Task directions: Arrange the part of the material that opens with the line containing "List all visible" and closes with the line containing "873, 409, 901]", both ends included, as a Markdown table with the columns Row and Line, numbering each line and skipping blank lines.

Data provided:
## start

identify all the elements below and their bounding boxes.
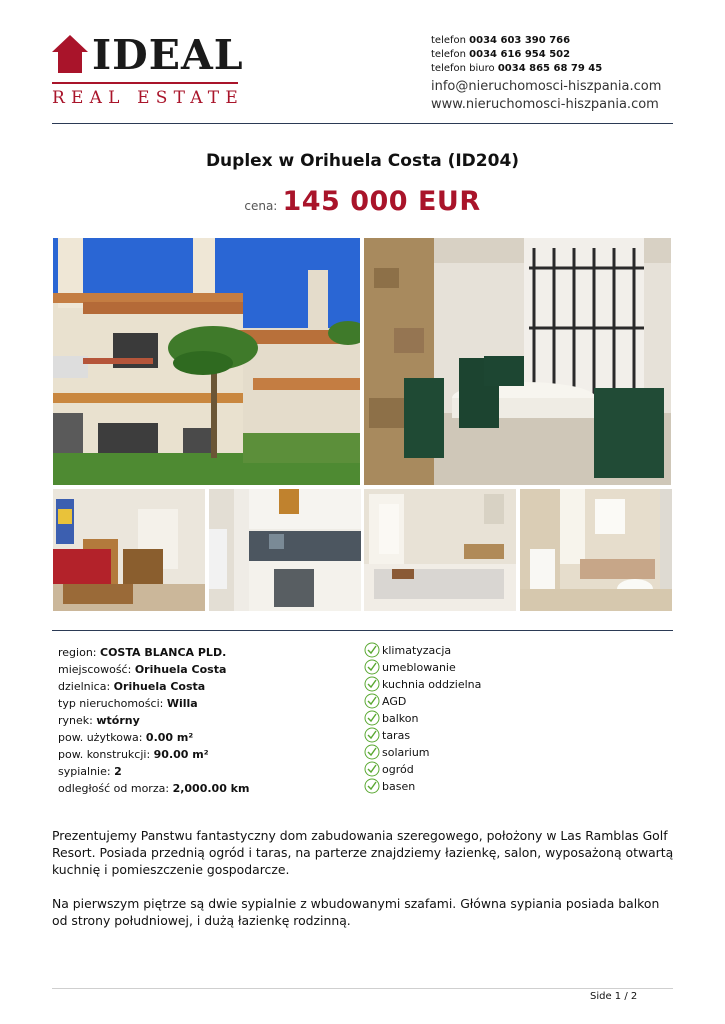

## end
## start

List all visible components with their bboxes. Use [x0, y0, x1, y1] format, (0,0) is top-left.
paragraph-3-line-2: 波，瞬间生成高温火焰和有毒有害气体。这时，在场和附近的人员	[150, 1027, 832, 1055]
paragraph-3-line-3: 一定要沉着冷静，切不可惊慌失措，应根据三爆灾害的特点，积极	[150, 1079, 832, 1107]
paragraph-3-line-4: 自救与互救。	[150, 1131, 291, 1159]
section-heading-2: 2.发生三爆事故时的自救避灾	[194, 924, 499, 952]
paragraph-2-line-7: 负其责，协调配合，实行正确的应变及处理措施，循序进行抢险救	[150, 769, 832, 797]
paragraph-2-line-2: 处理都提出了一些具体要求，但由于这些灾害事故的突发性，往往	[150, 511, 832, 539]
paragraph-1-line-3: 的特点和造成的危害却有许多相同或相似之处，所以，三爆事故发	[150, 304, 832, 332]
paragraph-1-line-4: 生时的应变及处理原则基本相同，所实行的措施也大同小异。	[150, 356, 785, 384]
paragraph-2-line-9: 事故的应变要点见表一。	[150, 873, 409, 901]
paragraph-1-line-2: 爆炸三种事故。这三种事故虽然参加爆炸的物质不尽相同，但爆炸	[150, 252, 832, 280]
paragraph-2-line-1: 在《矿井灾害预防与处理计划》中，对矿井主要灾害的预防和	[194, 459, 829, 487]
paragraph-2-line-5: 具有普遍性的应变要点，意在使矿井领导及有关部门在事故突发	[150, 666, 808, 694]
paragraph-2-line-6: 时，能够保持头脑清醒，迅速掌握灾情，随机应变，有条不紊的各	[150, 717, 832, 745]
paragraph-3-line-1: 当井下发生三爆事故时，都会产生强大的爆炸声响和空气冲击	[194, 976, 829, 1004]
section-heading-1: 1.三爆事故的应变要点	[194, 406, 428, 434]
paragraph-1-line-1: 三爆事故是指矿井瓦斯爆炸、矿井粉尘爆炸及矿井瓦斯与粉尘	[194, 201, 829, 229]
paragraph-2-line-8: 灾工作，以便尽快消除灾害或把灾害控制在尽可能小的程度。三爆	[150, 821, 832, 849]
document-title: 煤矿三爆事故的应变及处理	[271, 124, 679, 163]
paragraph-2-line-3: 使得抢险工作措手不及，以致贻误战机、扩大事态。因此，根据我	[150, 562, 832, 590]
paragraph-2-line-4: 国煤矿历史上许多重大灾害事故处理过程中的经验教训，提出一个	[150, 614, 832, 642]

## end

Full output:
| Row | Line |
|---|---|
| 1 | List all visible components with their bboxes. Use [x0, y0, x1, y1] format, (0,0) is top-left. |
| 2 | paragraph-3-line-2: 波，瞬间生成高温火焰和有毒有害气体。这时，在场和附近的人员	[150, 1027, 832, 1055] |
| 3 | paragraph-3-line-3: 一定要沉着冷静，切不可惊慌失措，应根据三爆灾害的特点，积极	[150, 1079, 832, 1107] |
| 4 | paragraph-3-line-4: 自救与互救。	[150, 1131, 291, 1159] |
| 5 | section-heading-2: 2.发生三爆事故时的自救避灾	[194, 924, 499, 952] |
| 6 | paragraph-2-line-7: 负其责，协调配合，实行正确的应变及处理措施，循序进行抢险救	[150, 769, 832, 797] |
| 7 | paragraph-2-line-2: 处理都提出了一些具体要求，但由于这些灾害事故的突发性，往往	[150, 511, 832, 539] |
| 8 | paragraph-1-line-3: 的特点和造成的危害却有许多相同或相似之处，所以，三爆事故发	[150, 304, 832, 332] |
| 9 | paragraph-1-line-4: 生时的应变及处理原则基本相同，所实行的措施也大同小异。	[150, 356, 785, 384] |
| 10 | paragraph-2-line-9: 事故的应变要点见表一。	[150, 873, 409, 901] |